+++ Material for this exercise +++
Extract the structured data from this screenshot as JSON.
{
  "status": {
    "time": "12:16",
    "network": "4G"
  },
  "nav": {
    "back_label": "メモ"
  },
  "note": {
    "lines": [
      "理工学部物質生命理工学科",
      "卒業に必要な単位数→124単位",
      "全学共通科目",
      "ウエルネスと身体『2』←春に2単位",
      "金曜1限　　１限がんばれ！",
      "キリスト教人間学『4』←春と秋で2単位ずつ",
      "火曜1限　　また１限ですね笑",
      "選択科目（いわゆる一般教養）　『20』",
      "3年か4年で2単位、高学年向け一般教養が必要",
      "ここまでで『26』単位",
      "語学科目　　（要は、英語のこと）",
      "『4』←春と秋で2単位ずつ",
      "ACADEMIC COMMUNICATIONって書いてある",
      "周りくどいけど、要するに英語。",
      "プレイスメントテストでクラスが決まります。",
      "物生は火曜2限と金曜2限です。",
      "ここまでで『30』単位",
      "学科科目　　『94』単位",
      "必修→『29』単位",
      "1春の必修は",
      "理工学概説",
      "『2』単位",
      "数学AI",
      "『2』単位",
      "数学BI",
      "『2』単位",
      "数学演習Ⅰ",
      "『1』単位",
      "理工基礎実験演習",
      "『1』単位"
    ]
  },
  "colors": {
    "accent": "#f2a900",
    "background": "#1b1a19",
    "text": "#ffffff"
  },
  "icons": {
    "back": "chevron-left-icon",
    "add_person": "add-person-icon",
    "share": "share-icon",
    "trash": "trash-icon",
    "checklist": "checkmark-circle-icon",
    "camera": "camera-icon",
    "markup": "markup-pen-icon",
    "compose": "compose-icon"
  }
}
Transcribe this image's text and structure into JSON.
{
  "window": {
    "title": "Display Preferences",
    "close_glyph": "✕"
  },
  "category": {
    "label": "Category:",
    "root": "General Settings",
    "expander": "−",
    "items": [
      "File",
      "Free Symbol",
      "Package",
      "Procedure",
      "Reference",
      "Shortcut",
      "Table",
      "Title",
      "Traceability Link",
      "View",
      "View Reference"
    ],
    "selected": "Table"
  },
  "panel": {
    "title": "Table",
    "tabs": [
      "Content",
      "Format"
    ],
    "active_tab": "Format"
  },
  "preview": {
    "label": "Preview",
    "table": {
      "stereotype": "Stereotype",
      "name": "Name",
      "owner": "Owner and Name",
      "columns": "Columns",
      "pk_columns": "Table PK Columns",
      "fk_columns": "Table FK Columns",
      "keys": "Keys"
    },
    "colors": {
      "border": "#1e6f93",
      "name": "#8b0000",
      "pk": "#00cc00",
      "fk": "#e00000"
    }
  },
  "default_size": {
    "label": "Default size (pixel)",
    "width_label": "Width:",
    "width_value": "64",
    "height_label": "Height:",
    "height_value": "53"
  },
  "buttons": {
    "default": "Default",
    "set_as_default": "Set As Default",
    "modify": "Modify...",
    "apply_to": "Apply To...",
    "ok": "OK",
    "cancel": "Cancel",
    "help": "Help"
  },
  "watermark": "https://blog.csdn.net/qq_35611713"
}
+++
*Problem statement:* Select every line in the records above that contains the word "Columns".

*Reply:*
      "columns": "Columns",
      "pk_columns": "Table PK Columns",
      "fk_columns": "Table FK Columns",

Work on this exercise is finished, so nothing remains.